Exercise objective – Keep only the lines where "from" appears.

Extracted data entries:
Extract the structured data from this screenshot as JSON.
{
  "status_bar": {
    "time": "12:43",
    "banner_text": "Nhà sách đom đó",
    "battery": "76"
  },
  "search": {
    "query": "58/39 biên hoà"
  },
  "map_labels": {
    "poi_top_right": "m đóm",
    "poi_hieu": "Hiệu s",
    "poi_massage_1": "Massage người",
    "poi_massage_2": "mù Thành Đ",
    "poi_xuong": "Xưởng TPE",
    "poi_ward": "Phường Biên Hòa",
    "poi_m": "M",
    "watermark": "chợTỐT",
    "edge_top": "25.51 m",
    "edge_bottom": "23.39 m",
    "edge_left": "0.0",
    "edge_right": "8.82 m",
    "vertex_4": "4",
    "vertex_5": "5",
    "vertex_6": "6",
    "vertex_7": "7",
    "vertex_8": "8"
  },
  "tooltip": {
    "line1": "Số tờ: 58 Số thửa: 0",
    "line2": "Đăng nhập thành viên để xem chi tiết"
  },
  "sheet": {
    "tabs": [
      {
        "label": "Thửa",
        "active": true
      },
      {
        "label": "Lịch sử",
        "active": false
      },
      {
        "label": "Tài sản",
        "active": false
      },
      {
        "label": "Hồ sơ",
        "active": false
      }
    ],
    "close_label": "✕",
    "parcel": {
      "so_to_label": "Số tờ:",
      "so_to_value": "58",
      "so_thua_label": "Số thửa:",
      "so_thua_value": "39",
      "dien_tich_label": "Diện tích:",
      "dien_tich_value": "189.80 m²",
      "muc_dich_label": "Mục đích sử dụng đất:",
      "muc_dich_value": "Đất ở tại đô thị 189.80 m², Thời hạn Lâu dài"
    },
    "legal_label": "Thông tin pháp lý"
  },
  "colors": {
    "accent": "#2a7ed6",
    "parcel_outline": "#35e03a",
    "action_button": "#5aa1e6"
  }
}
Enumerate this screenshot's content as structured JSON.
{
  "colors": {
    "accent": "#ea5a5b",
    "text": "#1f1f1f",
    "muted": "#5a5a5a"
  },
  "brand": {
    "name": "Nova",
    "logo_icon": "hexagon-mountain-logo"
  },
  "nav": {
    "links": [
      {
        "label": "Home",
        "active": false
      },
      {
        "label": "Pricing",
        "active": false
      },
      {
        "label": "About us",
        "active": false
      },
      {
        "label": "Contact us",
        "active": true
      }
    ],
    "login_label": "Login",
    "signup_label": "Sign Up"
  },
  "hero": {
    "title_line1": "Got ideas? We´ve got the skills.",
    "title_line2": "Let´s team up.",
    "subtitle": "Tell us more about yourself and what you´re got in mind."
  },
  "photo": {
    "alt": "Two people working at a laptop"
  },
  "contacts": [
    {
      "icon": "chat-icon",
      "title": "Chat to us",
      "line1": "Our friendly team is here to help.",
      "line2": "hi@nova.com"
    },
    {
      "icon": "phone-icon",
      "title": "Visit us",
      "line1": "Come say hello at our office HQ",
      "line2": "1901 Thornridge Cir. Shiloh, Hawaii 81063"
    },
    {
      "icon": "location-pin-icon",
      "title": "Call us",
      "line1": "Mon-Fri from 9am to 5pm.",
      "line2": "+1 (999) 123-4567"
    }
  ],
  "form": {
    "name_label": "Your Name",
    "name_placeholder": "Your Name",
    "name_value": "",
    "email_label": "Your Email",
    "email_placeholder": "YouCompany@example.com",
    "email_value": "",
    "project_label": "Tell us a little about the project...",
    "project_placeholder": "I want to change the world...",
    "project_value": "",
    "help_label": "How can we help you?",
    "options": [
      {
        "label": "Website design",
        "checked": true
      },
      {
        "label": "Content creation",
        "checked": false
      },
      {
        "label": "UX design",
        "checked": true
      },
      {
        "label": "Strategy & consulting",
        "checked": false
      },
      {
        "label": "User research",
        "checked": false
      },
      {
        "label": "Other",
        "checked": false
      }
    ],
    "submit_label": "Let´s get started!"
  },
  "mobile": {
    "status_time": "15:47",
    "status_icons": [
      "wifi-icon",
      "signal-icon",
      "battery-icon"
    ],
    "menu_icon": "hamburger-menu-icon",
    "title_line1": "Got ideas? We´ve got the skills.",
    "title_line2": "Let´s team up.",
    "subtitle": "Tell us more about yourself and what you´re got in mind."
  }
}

Response to this exercise –
Extract the structured data from this screenshot as JSON.
      "line1": "Mon-Fri from 9am to 5pm.",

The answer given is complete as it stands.